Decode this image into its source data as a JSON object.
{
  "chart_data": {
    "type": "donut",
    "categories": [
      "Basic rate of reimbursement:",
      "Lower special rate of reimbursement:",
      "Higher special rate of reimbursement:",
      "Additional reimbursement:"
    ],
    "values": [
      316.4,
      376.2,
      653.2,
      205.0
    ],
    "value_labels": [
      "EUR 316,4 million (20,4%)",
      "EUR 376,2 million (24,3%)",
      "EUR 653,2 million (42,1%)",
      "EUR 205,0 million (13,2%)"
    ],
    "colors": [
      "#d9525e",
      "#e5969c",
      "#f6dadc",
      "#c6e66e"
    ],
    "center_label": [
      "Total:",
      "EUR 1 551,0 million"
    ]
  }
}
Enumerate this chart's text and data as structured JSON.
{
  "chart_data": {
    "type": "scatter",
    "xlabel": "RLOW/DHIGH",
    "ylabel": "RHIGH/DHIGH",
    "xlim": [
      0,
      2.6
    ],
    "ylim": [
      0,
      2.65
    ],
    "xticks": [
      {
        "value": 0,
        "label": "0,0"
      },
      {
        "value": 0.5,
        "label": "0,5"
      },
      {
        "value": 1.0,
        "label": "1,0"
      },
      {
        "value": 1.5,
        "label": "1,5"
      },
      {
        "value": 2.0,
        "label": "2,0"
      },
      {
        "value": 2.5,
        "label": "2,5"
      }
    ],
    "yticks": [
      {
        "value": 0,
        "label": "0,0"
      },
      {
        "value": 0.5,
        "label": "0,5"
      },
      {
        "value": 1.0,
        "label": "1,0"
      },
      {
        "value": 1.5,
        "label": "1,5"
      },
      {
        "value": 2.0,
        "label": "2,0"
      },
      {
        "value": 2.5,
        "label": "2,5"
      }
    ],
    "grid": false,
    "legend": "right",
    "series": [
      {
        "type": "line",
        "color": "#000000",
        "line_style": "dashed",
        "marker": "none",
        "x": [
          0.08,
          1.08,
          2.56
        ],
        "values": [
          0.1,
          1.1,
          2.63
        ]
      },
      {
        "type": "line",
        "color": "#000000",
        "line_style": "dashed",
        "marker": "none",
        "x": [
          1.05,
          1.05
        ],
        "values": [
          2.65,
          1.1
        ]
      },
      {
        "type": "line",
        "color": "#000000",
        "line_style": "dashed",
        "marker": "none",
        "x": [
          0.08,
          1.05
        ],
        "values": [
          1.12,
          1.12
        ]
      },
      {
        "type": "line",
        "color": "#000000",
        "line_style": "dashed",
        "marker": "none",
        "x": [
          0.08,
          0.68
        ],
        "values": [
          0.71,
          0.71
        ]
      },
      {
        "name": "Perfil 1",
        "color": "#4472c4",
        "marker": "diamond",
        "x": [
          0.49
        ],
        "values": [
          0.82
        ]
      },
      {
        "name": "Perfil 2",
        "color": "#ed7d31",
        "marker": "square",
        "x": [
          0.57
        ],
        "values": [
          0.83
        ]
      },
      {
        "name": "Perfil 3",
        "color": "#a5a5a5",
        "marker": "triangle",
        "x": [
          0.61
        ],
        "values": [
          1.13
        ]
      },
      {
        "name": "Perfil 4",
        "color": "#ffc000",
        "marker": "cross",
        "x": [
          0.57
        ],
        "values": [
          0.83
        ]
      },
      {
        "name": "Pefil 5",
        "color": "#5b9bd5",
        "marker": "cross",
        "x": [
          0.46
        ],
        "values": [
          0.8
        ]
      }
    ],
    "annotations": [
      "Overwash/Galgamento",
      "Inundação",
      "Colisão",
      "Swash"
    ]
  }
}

● ● ● ● ●

§ AIM OF THE TASK
Pick out every line above that holds the word "JSON" and copy it.

§ REPLY
Decode this image into its source data as a JSON object.
Enumerate this chart's text and data as structured JSON.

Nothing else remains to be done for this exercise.